— EXERCISE PROMPT —
Count how many lines contain the word "sous". Please give only the number.

+++++

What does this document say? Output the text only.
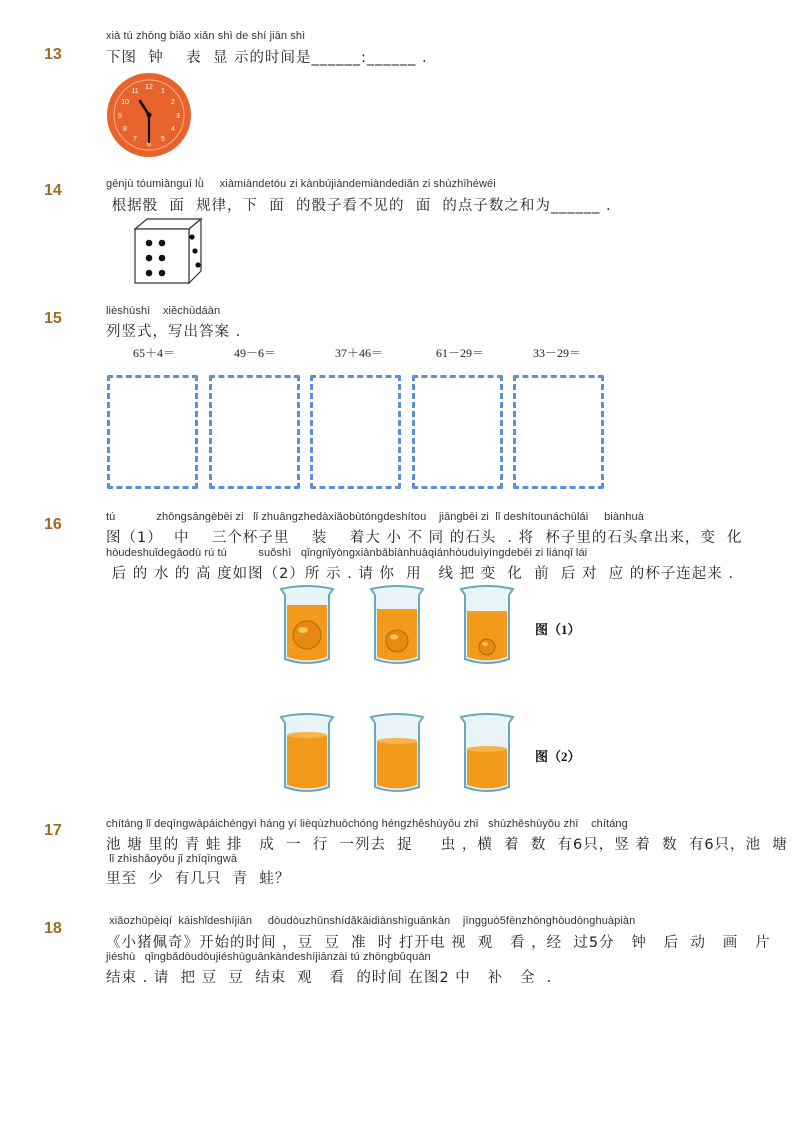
xià tú zhōng biǎo xiǎn shì de shí jiān shì
13	下图  钟    表  显 示的时间是______:______ .
12
1
2
3
4
5
6
7
8
9
10
11
gēnjù tóumiànguī lǜ     xiàmiàndetóu zi kànbújiàndemiàndediǎn zi shùzhīhéwéi
14
根据骰  面  规律，下  面  的骰子看不见的  面  的点子数之和为______ .
lièshùshì    xiěchūdáàn
15
列竖式，写出答案 .
65＋4＝	49－6＝	37＋46＝	61－29＝	33－29＝
tú             zhōngsāngèbēi zi   lǐ zhuāngzhedàxiǎobùtóngdeshítou    jiāngbēi zi  lǐ deshítounáchūlái     biànhuà
16
图（1）  中    三个杯子里    装    着大 小 不 同 的石头  . 将  杯子里的石头拿出来，变  化
hòudeshuǐdegāodù rú tú          suǒshì   qǐngnǐyòngxiànbǎbiànhuàqiánhòuduìyìngdebēi zi liánqǐ lái
后 的 水 的 高 度如图（2）所 示 . 请 你  用   线 把 变  化  前  后 对  应 的杯子连起来 .
图（1）
图（2）
chítáng lǐ deqīngwāpáichéngyì háng yí lièqùzhuōchóng héngzhěshùyǒu zhī   shùzhěshùyǒu zhī    chítáng
17
池 塘 里的 青 蛙 排   成  一  行  一列去  捉     虫 ，横  着  数  有6只，竖 着  数  有6只，池  塘
lǐ zhìshǎoyǒu jǐ zhīqīngwā
里至  少  有几只  青  蛙？
xiǎozhūpèiqí  kāishǐdeshíjiān     dòudòuzhǔnshídǎkāidiànshìguānkàn    jīngguò5fēnzhōnghòudònghuàpiàn
18
《小猪佩奇》开始的时间 ，豆  豆  准  时 打开电 视  观   看 ，经  过5分   钟   后  动   画   片
jiéshù   qǐngbǎdòudòujiéshùguānkàndeshíjiānzài tú zhōngbǔquán
结束 . 请  把 豆  豆  结束  观   看  的时间 在图2 中   补   全  .
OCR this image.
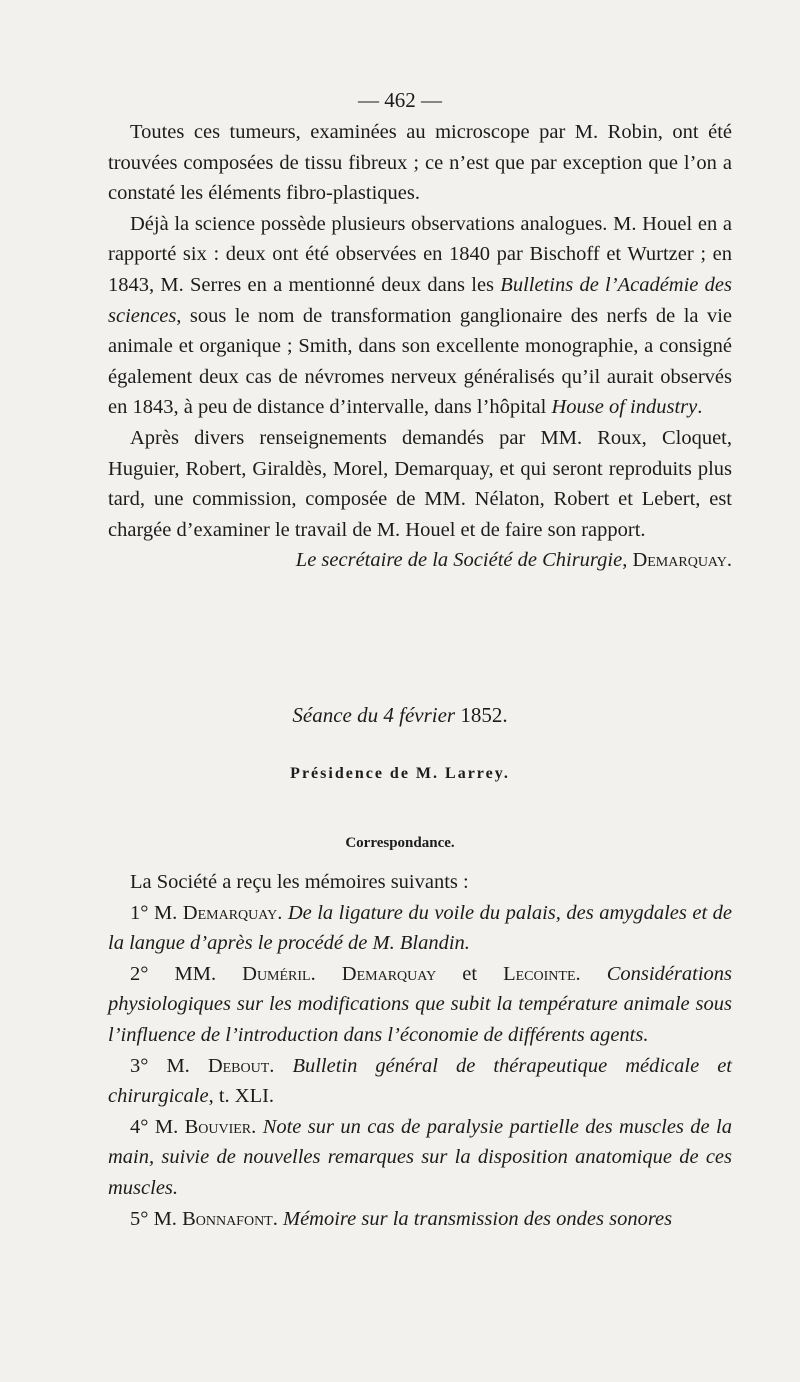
— 462 —

Toutes ces tumeurs, examinées au microscope par M. Robin, ont été trouvées composées de tissu fibreux ; ce n’est que par exception que l’on a constaté les éléments fibro-plastiques.

Déjà la science possède plusieurs observations analogues. M. Houel en a rapporté six : deux ont été observées en 1840 par Bischoff et Wurtzer ; en 1843, M. Serres en a mentionné deux dans les Bulletins de l’Académie des sciences, sous le nom de transformation ganglionaire des nerfs de la vie animale et organique ; Smith, dans son excellente monographie, a consigné également deux cas de névromes nerveux généralisés qu’il aurait observés en 1843, à peu de distance d’intervalle, dans l’hôpital House of industry.

Après divers renseignements demandés par MM. Roux, Cloquet, Huguier, Robert, Giraldès, Morel, Demarquay, et qui seront reproduits plus tard, une commission, composée de MM. Nélaton, Robert et Lebert, est chargée d’examiner le travail de M. Houel et de faire son rapport.

Le secrétaire de la Société de Chirurgie, Demarquay.

Séance du 4 février 1852.
Présidence de M. Larrey.
Correspondance.

La Société a reçu les mémoires suivants :

1° M. Demarquay. De la ligature du voile du palais, des amygdales et de la langue d’après le procédé de M. Blandin.

2° MM. Duméril. Demarquay et Lecointe. Considérations physiologiques sur les modifications que subit la température animale sous l’influence de l’introduction dans l’économie de différents agents.

3° M. Debout. Bulletin général de thérapeutique médicale et chirurgicale, t. XLI.

4° M. Bouvier. Note sur un cas de paralysie partielle des muscles de la main, suivie de nouvelles remarques sur la disposition anatomique de ces muscles.

5° M. Bonnafont. Mémoire sur la transmission des ondes sonores
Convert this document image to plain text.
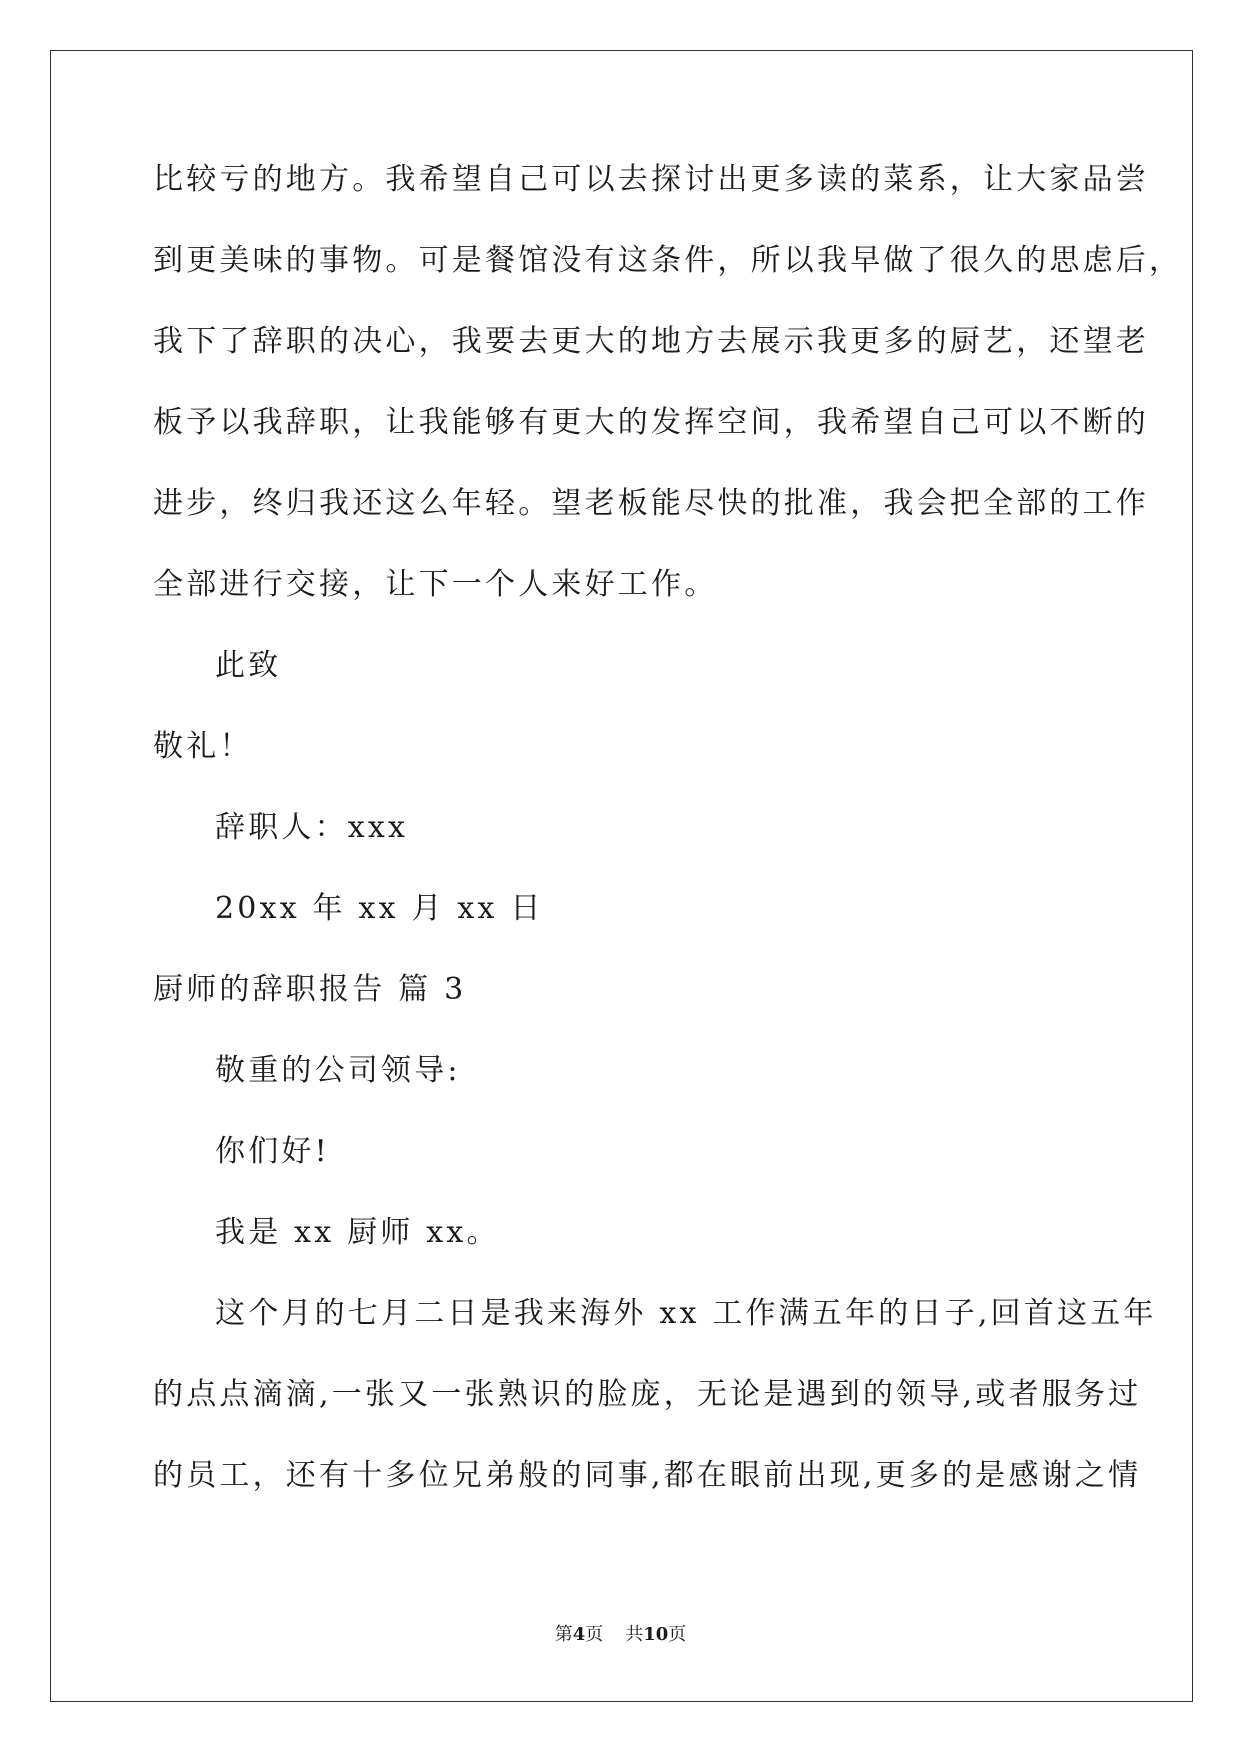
比较亏的地方。我希望自己可以去探讨出更多读的菜系，让大家品尝
到更美味的事物。可是餐馆没有这条件，所以我早做了很久的思虑后，
我下了辞职的决心，我要去更大的地方去展示我更多的厨艺，还望老
板予以我辞职，让我能够有更大的发挥空间，我希望自己可以不断的
进步，终归我还这么年轻。望老板能尽快的批准，我会把全部的工作
全部进行交接，让下一个人来好工作。
此致
敬礼！
辞职人：xxx
20xx 年 xx 月 xx 日
厨师的辞职报告 篇 3
敬重的公司领导:
你们好!
我是 xx 厨师 xx。
这个月的七月二日是我来海外 xx 工作满五年的日子,回首这五年
的点点滴滴,一张又一张熟识的脸庞，无论是遇到的领导,或者服务过
的员工，还有十多位兄弟般的同事,都在眼前出现,更多的是感谢之情
第4页 共10页
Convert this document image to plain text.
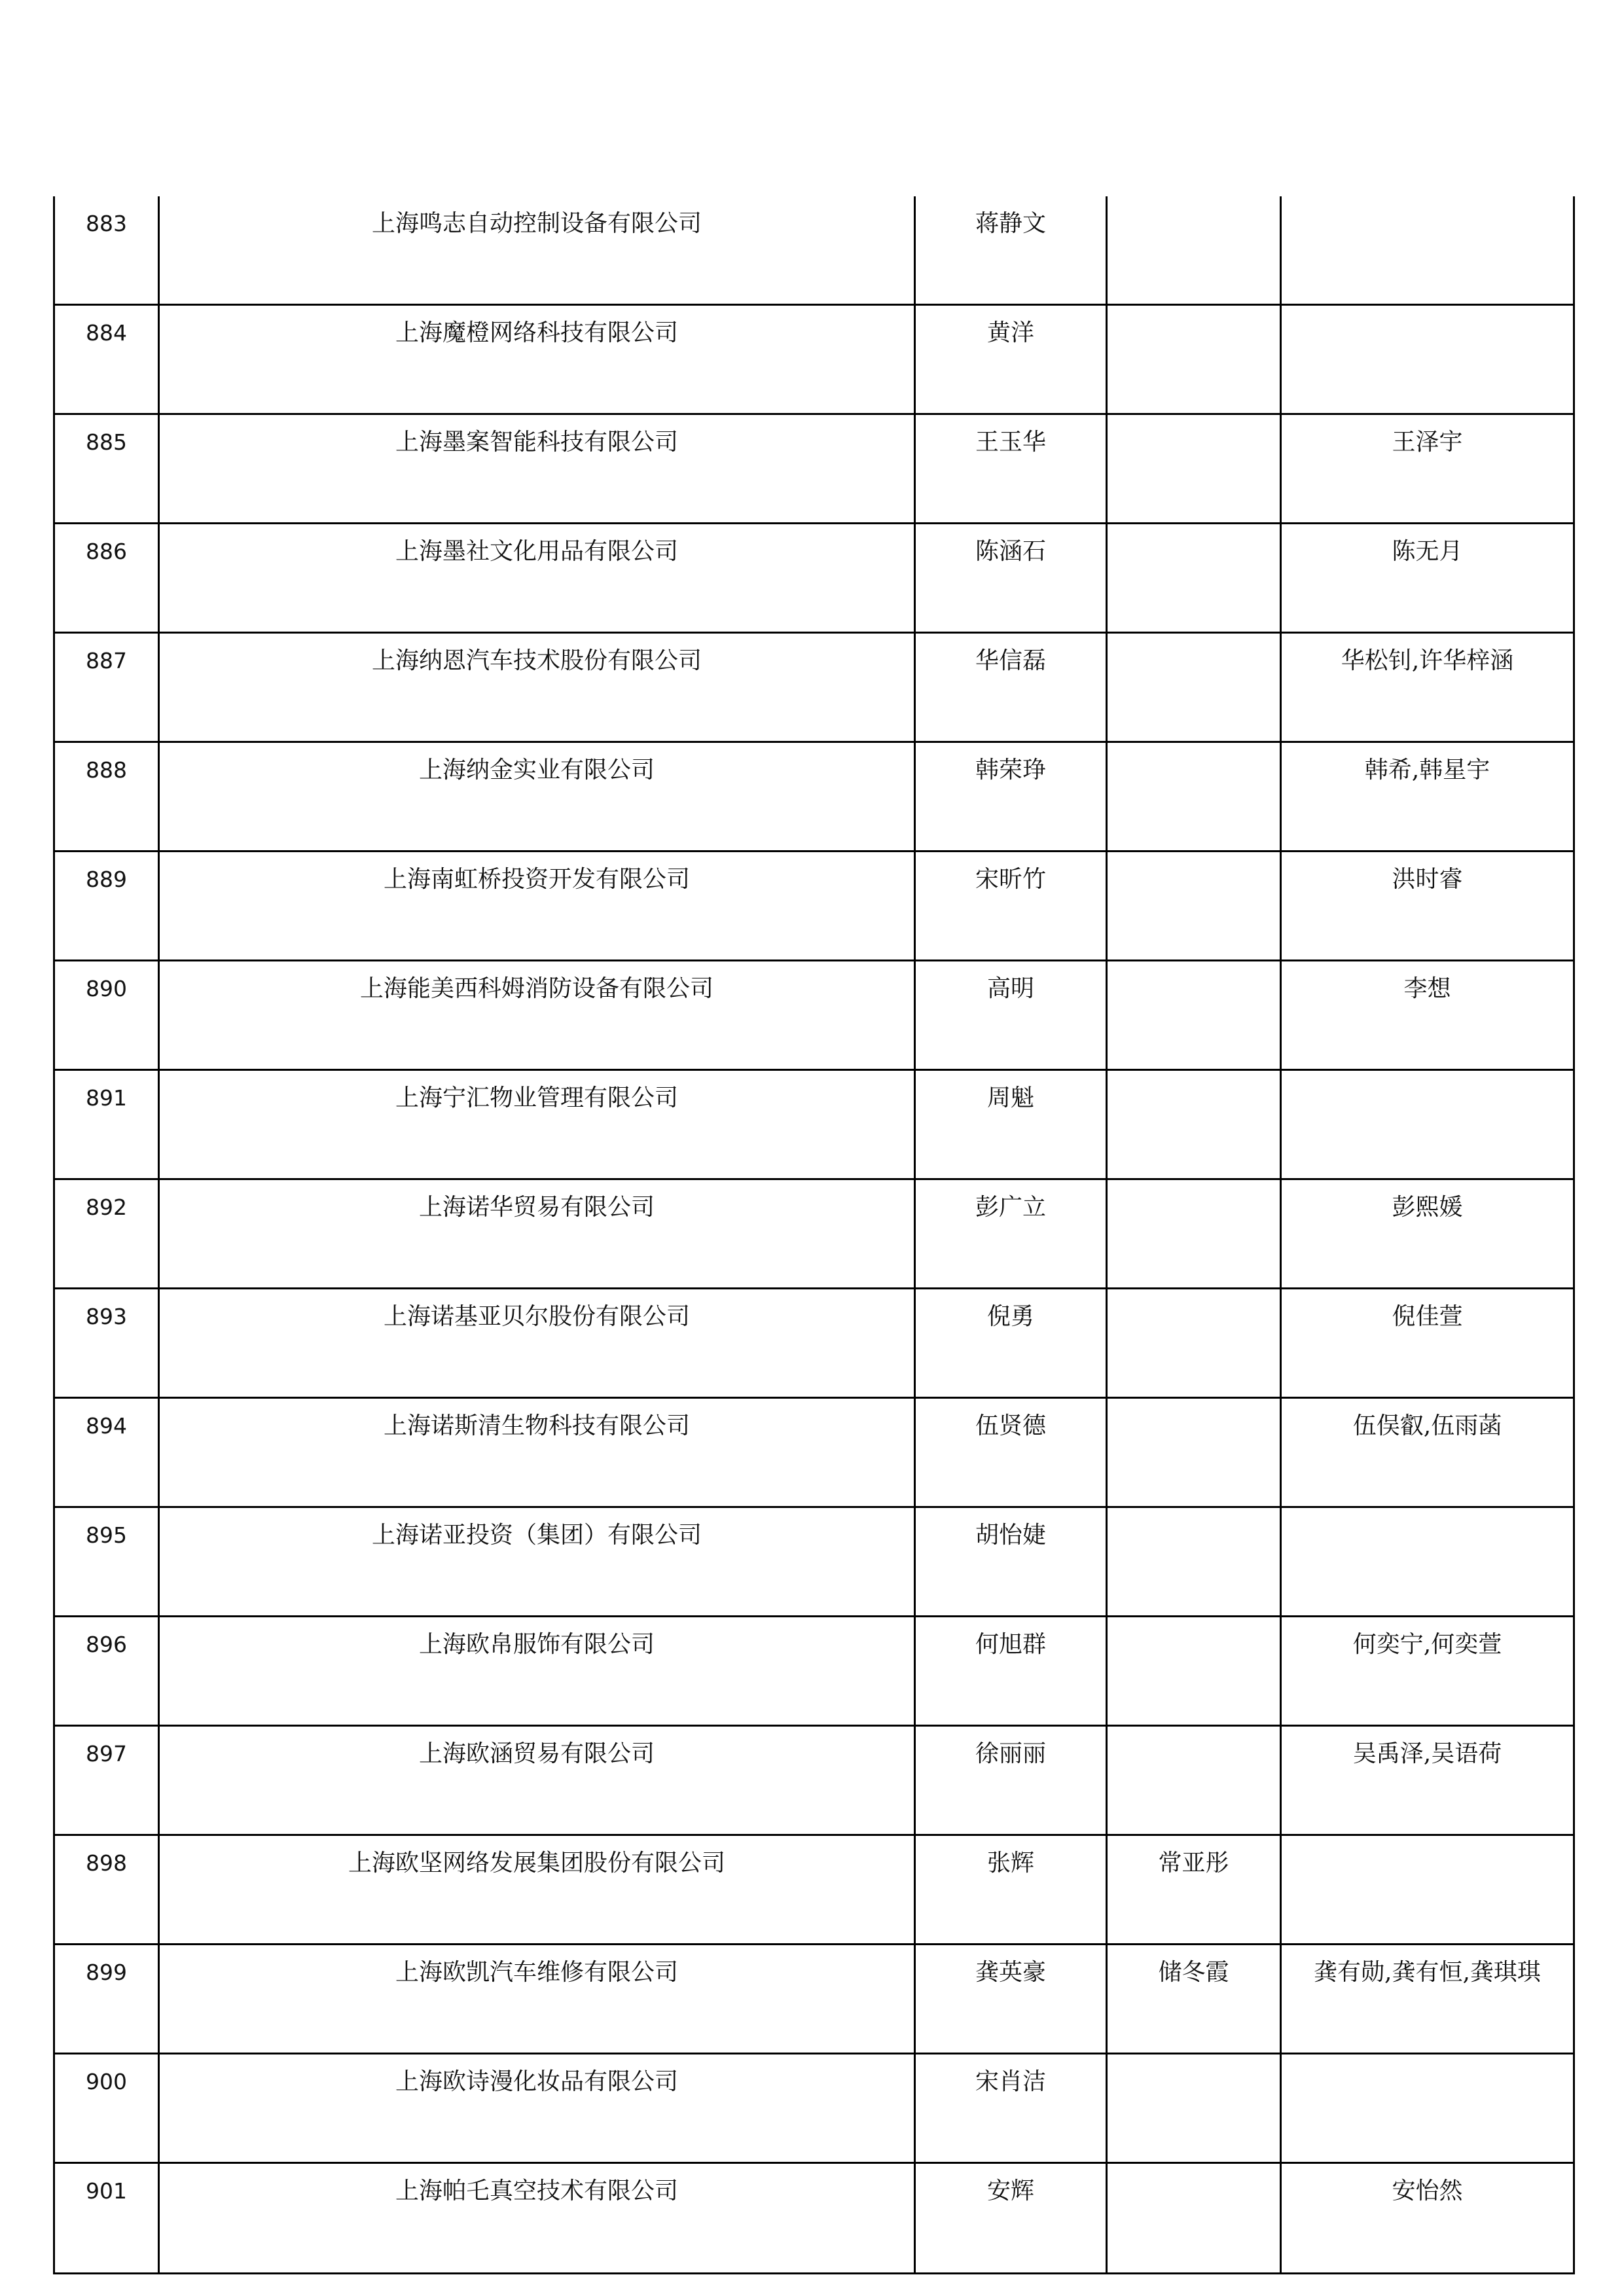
883	上海鸣志自动控制设备有限公司	蒋静文		
884	上海魔橙网络科技有限公司	黄洋		
885	上海墨案智能科技有限公司	王玉华		王泽宇
886	上海墨社文化用品有限公司	陈涵石		陈无月
887	上海纳恩汽车技术股份有限公司	华信磊		华松钊,许华梓涵
888	上海纳金实业有限公司	韩荣琤		韩希,韩星宇
889	上海南虹桥投资开发有限公司	宋昕竹		洪时睿
890	上海能美西科姆消防设备有限公司	高明		李想
891	上海宁汇物业管理有限公司	周魁		
892	上海诺华贸易有限公司	彭广立		彭熙媛
893	上海诺基亚贝尔股份有限公司	倪勇		倪佳萱
894	上海诺斯清生物科技有限公司	伍贤德		伍俣叡,伍雨菡
895	上海诺亚投资（集团）有限公司	胡怡婕		
896	上海欧帛服饰有限公司	何旭群		何奕宁,何奕萱
897	上海欧涵贸易有限公司	徐丽丽		吴禹泽,吴语荷
898	上海欧坚网络发展集团股份有限公司	张辉	常亚彤	
899	上海欧凯汽车维修有限公司	龚英豪	储冬霞	龚有勋,龚有恒,龚琪琪
900	上海欧诗漫化妆品有限公司	宋肖洁		
901	上海帕乇真空技术有限公司	安辉		安怡然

+++++

— WORKED SOLUTION —
2